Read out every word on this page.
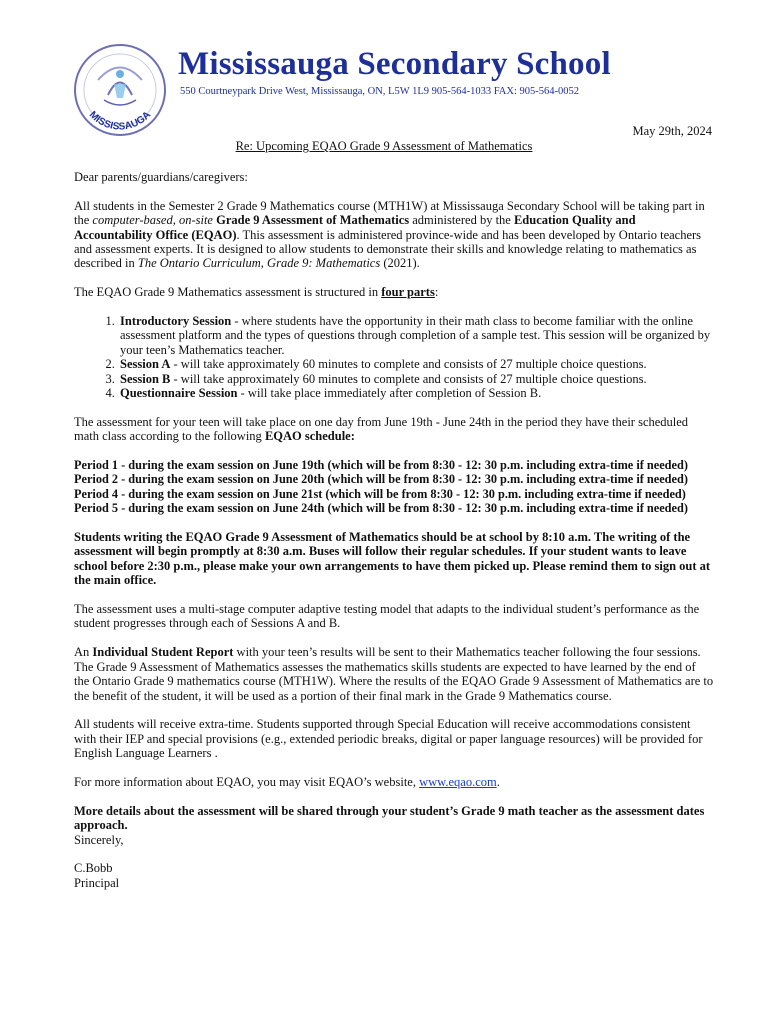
MISSISSAUGA
Mississauga Secondary School
550 Courtneypark Drive West, Mississauga, ON, L5W 1L9 905-564-1033 FAX: 905-564-0052
May 29th, 2024
Re: Upcoming EQAO Grade 9 Assessment of Mathematics

Dear parents/guardians/caregivers:

All students in the Semester 2 Grade 9 Mathematics course (MTH1W) at Mississauga Secondary School will be taking part in the computer-based, on-site Grade 9 Assessment of Mathematics administered by the Education Quality and Accountability Office (EQAO). This assessment is administered province-wide and has been developed by Ontario teachers and assessment experts. It is designed to allow students to demonstrate their skills and knowledge relating to mathematics as described in The Ontario Curriculum, Grade 9: Mathematics (2021).

The EQAO Grade 9 Mathematics assessment is structured in four parts:

1. Introductory Session - where students have the opportunity in their math class to become familiar with the online assessment platform and the types of questions through completion of a sample test. This session will be organized by your teen’s Mathematics teacher.
2. Session A - will take approximately 60 minutes to complete and consists of 27 multiple choice questions.
3. Session B - will take approximately 60 minutes to complete and consists of 27 multiple choice questions.
4. Questionnaire Session - will take place immediately after completion of Session B.

The assessment for your teen will take place on one day from June 19th - June 24th in the period they have their scheduled math class according to the following EQAO schedule:

Period 1 - during the exam session on June 19th (which will be from 8:30 - 12: 30 p.m. including extra-time if needed)
Period 2 - during the exam session on June 20th (which will be from 8:30 - 12: 30 p.m. including extra-time if needed)
Period 4 - during the exam session on June 21st (which will be from 8:30 - 12: 30 p.m. including extra-time if needed)
Period 5 - during the exam session on June 24th (which will be from 8:30 - 12: 30 p.m. including extra-time if needed)

Students writing the EQAO Grade 9 Assessment of Mathematics should be at school by 8:10 a.m. The writing of the assessment will begin promptly at 8:30 a.m. Buses will follow their regular schedules. If your student wants to leave school before 2:30 p.m., please make your own arrangements to have them picked up. Please remind them to sign out at the main office.

The assessment uses a multi-stage computer adaptive testing model that adapts to the individual student’s performance as the student progresses through each of Sessions A and B.

An Individual Student Report with your teen’s results will be sent to their Mathematics teacher following the four sessions. The Grade 9 Assessment of Mathematics assesses the mathematics skills students are expected to have learned by the end of the Ontario Grade 9 mathematics course (MTH1W). Where the results of the EQAO Grade 9 Assessment of Mathematics are to the benefit of the student, it will be used as a portion of their final mark in the Grade 9 Mathematics course.

All students will receive extra-time. Students supported through Special Education will receive accommodations consistent with their IEP and special provisions (e.g., extended periodic breaks, digital or paper language resources) will be provided for English Language Learners .

For more information about EQAO, you may visit EQAO’s website, www.eqao.com.

More details about the assessment will be shared through your student’s Grade 9 math teacher as the assessment dates approach.

Sincerely,

C.Bobb

Principal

# Work instructions
The entries above are to be returned exactly, without their pictures.

# Final answer
Read out every word on this page.
MISSISSAUGA
Mississauga Secondary School
550 Courtneypark Drive West, Mississauga, ON, L5W 1L9 905-564-1033 FAX: 905-564-0052
May 29th, 2024
Re: Upcoming EQAO Grade 9 Assessment of Mathematics

Dear parents/guardians/caregivers:

All students in the Semester 2 Grade 9 Mathematics course (MTH1W) at Mississauga Secondary School will be taking part in the computer-based, on-site Grade 9 Assessment of Mathematics administered by the Education Quality and Accountability Office (EQAO). This assessment is administered province-wide and has been developed by Ontario teachers and assessment experts. It is designed to allow students to demonstrate their skills and knowledge relating to mathematics as described in The Ontario Curriculum, Grade 9: Mathematics (2021).

The EQAO Grade 9 Mathematics assessment is structured in four parts:

1. Introductory Session - where students have the opportunity in their math class to become familiar with the online assessment platform and the types of questions through completion of a sample test. This session will be organized by your teen’s Mathematics teacher.
2. Session A - will take approximately 60 minutes to complete and consists of 27 multiple choice questions.
3. Session B - will take approximately 60 minutes to complete and consists of 27 multiple choice questions.
4. Questionnaire Session - will take place immediately after completion of Session B.

The assessment for your teen will take place on one day from June 19th - June 24th in the period they have their scheduled math class according to the following EQAO schedule:

Period 1 - during the exam session on June 19th (which will be from 8:30 - 12: 30 p.m. including extra-time if needed)
Period 2 - during the exam session on June 20th (which will be from 8:30 - 12: 30 p.m. including extra-time if needed)
Period 4 - during the exam session on June 21st (which will be from 8:30 - 12: 30 p.m. including extra-time if needed)
Period 5 - during the exam session on June 24th (which will be from 8:30 - 12: 30 p.m. including extra-time if needed)

Students writing the EQAO Grade 9 Assessment of Mathematics should be at school by 8:10 a.m. The writing of the assessment will begin promptly at 8:30 a.m. Buses will follow their regular schedules. If your student wants to leave school before 2:30 p.m., please make your own arrangements to have them picked up. Please remind them to sign out at the main office.

The assessment uses a multi-stage computer adaptive testing model that adapts to the individual student’s performance as the student progresses through each of Sessions A and B.

An Individual Student Report with your teen’s results will be sent to their Mathematics teacher following the four sessions. The Grade 9 Assessment of Mathematics assesses the mathematics skills students are expected to have learned by the end of the Ontario Grade 9 mathematics course (MTH1W). Where the results of the EQAO Grade 9 Assessment of Mathematics are to the benefit of the student, it will be used as a portion of their final mark in the Grade 9 Mathematics course.

All students will receive extra-time. Students supported through Special Education will receive accommodations consistent with their IEP and special provisions (e.g., extended periodic breaks, digital or paper language resources) will be provided for English Language Learners .

For more information about EQAO, you may visit EQAO’s website, www.eqao.com.

More details about the assessment will be shared through your student’s Grade 9 math teacher as the assessment dates approach.

Sincerely,

C.Bobb

Principal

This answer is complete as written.